'''
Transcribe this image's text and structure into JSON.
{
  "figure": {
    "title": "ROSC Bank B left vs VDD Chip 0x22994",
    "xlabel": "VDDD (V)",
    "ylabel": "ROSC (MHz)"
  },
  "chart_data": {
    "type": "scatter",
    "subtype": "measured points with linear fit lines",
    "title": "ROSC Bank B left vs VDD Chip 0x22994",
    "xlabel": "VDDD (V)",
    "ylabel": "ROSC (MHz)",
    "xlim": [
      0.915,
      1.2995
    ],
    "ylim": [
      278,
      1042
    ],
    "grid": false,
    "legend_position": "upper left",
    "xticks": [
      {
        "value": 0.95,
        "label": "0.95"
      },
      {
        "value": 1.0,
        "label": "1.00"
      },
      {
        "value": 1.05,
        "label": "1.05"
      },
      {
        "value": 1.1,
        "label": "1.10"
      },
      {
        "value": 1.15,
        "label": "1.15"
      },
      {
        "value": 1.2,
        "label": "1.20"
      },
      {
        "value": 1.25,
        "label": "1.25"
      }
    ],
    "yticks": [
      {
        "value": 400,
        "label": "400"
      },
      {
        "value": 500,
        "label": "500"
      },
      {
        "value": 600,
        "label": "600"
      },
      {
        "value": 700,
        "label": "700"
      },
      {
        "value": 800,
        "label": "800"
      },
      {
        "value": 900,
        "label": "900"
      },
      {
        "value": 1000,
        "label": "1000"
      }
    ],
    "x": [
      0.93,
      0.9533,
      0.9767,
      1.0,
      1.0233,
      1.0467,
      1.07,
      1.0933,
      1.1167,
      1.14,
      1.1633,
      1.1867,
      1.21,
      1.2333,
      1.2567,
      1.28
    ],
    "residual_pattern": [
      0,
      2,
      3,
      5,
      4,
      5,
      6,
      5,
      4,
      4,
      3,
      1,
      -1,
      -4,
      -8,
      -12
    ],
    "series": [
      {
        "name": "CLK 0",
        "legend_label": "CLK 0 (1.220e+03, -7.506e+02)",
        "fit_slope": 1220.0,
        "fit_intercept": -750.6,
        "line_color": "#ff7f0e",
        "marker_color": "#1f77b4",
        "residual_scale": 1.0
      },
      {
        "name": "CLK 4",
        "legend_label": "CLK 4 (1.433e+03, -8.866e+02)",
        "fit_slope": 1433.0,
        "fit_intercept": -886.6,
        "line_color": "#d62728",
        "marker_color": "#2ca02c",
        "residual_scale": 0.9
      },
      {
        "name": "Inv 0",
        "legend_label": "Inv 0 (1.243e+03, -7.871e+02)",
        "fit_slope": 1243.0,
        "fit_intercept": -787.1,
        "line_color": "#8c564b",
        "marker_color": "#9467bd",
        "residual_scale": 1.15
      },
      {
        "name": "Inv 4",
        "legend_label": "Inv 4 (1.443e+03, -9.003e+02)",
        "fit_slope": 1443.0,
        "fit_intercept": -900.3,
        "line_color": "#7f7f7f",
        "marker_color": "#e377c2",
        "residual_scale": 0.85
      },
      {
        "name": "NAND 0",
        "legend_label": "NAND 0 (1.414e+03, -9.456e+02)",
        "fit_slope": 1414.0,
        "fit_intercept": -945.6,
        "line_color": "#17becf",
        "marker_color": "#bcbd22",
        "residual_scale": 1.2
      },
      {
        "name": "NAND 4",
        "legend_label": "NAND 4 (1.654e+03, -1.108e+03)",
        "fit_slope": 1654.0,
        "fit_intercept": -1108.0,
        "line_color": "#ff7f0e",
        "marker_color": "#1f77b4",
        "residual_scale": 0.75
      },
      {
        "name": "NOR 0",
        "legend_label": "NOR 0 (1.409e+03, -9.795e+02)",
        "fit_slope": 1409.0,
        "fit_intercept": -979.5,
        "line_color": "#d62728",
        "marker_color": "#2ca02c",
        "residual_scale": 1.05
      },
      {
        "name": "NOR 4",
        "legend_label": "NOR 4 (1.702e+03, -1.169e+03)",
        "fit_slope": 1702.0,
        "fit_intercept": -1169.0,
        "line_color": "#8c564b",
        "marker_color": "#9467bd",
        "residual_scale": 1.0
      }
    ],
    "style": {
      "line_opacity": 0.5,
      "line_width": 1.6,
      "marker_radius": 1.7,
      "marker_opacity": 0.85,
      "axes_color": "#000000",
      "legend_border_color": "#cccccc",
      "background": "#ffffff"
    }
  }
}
'''
• _PROMPT_: Write the material out exactly, with nothing left out.

• _WRITTEN RESPONSE_:
Transcribe this image's text and structure into JSON.
{
  "figure": {
    "title": "ROSC Bank B left vs VDD Chip 0x22994",
    "xlabel": "VDDD (V)",
    "ylabel": "ROSC (MHz)"
  },
  "chart_data": {
    "type": "scatter",
    "subtype": "measured points with linear fit lines",
    "title": "ROSC Bank B left vs VDD Chip 0x22994",
    "xlabel": "VDDD (V)",
    "ylabel": "ROSC (MHz)",
    "xlim": [
      0.915,
      1.2995
    ],
    "ylim": [
      278,
      1042
    ],
    "grid": false,
    "legend_position": "upper left",
    "xticks": [
      {
        "value": 0.95,
        "label": "0.95"
      },
      {
        "value": 1.0,
        "label": "1.00"
      },
      {
        "value": 1.05,
        "label": "1.05"
      },
      {
        "value": 1.1,
        "label": "1.10"
      },
      {
        "value": 1.15,
        "label": "1.15"
      },
      {
        "value": 1.2,
        "label": "1.20"
      },
      {
        "value": 1.25,
        "label": "1.25"
      }
    ],
    "yticks": [
      {
        "value": 400,
        "label": "400"
      },
      {
        "value": 500,
        "label": "500"
      },
      {
        "value": 600,
        "label": "600"
      },
      {
        "value": 700,
        "label": "700"
      },
      {
        "value": 800,
        "label": "800"
      },
      {
        "value": 900,
        "label": "900"
      },
      {
        "value": 1000,
        "label": "1000"
      }
    ],
    "x": [
      0.93,
      0.9533,
      0.9767,
      1.0,
      1.0233,
      1.0467,
      1.07,
      1.0933,
      1.1167,
      1.14,
      1.1633,
      1.1867,
      1.21,
      1.2333,
      1.2567,
      1.28
    ],
    "residual_pattern": [
      0,
      2,
      3,
      5,
      4,
      5,
      6,
      5,
      4,
      4,
      3,
      1,
      -1,
      -4,
      -8,
      -12
    ],
    "series": [
      {
        "name": "CLK 0",
        "legend_label": "CLK 0 (1.220e+03, -7.506e+02)",
        "fit_slope": 1220.0,
        "fit_intercept": -750.6,
        "line_color": "#ff7f0e",
        "marker_color": "#1f77b4",
        "residual_scale": 1.0
      },
      {
        "name": "CLK 4",
        "legend_label": "CLK 4 (1.433e+03, -8.866e+02)",
        "fit_slope": 1433.0,
        "fit_intercept": -886.6,
        "line_color": "#d62728",
        "marker_color": "#2ca02c",
        "residual_scale": 0.9
      },
      {
        "name": "Inv 0",
        "legend_label": "Inv 0 (1.243e+03, -7.871e+02)",
        "fit_slope": 1243.0,
        "fit_intercept": -787.1,
        "line_color": "#8c564b",
        "marker_color": "#9467bd",
        "residual_scale": 1.15
      },
      {
        "name": "Inv 4",
        "legend_label": "Inv 4 (1.443e+03, -9.003e+02)",
        "fit_slope": 1443.0,
        "fit_intercept": -900.3,
        "line_color": "#7f7f7f",
        "marker_color": "#e377c2",
        "residual_scale": 0.85
      },
      {
        "name": "NAND 0",
        "legend_label": "NAND 0 (1.414e+03, -9.456e+02)",
        "fit_slope": 1414.0,
        "fit_intercept": -945.6,
        "line_color": "#17becf",
        "marker_color": "#bcbd22",
        "residual_scale": 1.2
      },
      {
        "name": "NAND 4",
        "legend_label": "NAND 4 (1.654e+03, -1.108e+03)",
        "fit_slope": 1654.0,
        "fit_intercept": -1108.0,
        "line_color": "#ff7f0e",
        "marker_color": "#1f77b4",
        "residual_scale": 0.75
      },
      {
        "name": "NOR 0",
        "legend_label": "NOR 0 (1.409e+03, -9.795e+02)",
        "fit_slope": 1409.0,
        "fit_intercept": -979.5,
        "line_color": "#d62728",
        "marker_color": "#2ca02c",
        "residual_scale": 1.05
      },
      {
        "name": "NOR 4",
        "legend_label": "NOR 4 (1.702e+03, -1.169e+03)",
        "fit_slope": 1702.0,
        "fit_intercept": -1169.0,
        "line_color": "#8c564b",
        "marker_color": "#9467bd",
        "residual_scale": 1.0
      }
    ],
    "style": {
      "line_opacity": 0.5,
      "line_width": 1.6,
      "marker_radius": 1.7,
      "marker_opacity": 0.85,
      "axes_color": "#000000",
      "legend_border_color": "#cccccc",
      "background": "#ffffff"
    }
  }
}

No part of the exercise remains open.